* Dataset rows:
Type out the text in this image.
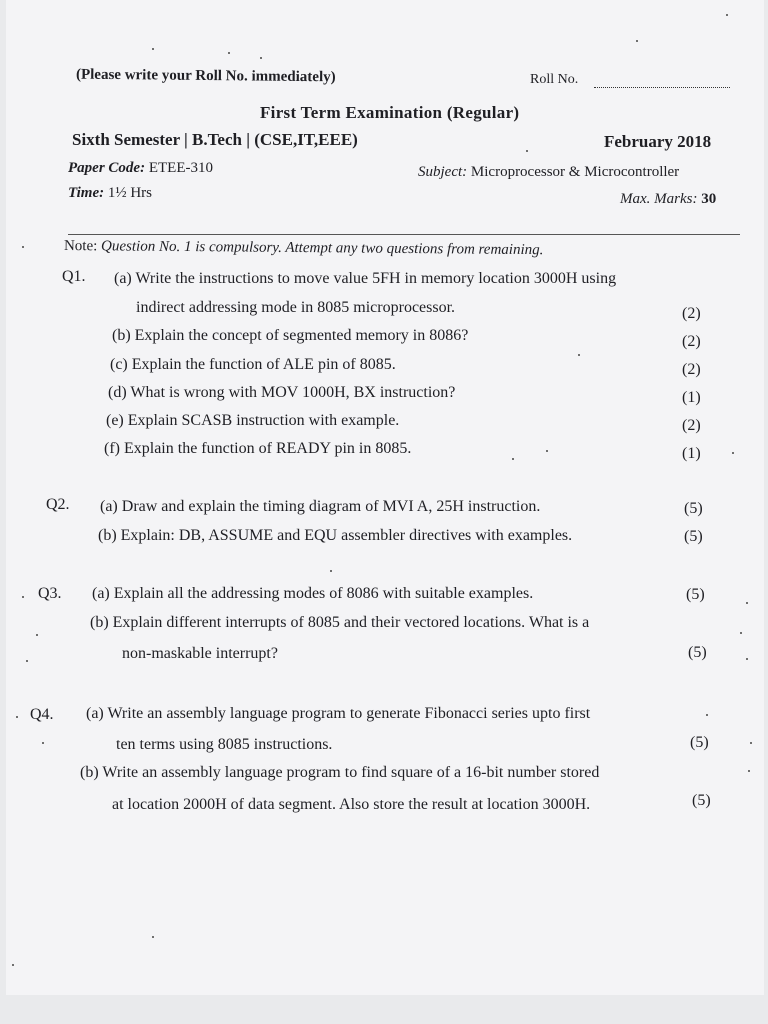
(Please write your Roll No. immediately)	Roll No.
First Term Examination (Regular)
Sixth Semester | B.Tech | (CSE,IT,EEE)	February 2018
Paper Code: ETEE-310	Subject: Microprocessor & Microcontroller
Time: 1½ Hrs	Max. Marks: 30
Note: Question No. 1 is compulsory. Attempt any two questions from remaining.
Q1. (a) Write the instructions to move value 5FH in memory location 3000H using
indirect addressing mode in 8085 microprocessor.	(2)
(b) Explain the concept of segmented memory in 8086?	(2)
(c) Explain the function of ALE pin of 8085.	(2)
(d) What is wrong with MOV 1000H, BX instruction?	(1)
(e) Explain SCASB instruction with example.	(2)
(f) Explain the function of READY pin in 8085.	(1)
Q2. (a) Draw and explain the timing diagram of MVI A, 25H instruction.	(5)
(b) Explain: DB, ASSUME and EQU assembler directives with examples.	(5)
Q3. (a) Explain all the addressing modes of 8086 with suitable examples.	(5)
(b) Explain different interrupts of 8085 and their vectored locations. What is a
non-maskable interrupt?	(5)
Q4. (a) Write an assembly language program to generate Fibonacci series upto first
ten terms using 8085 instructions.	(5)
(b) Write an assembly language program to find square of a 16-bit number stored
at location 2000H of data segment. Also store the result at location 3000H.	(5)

==

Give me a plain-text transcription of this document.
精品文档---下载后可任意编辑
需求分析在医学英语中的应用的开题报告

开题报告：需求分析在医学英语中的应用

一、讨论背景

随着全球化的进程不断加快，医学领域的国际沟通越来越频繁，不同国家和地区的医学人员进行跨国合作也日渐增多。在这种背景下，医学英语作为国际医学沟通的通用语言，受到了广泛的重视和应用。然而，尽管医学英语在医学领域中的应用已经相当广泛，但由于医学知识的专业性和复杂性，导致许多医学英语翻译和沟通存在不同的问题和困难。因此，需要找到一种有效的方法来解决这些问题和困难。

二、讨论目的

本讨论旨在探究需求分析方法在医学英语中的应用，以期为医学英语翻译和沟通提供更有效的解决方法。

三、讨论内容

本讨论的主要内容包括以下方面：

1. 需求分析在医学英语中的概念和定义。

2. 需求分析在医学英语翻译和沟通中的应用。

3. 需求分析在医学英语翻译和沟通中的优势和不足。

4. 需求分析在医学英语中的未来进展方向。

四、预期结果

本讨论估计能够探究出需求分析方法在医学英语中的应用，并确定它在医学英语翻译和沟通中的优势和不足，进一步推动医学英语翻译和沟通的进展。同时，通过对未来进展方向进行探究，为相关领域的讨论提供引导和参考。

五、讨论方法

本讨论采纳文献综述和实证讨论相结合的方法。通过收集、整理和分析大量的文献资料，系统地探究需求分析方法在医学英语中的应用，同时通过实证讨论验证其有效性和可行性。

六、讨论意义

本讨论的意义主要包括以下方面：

* Problem:
Copy each line in the data that holds the word "this".

* Complete output:
Type out the text in this image.
Give me a plain-text transcription of this document.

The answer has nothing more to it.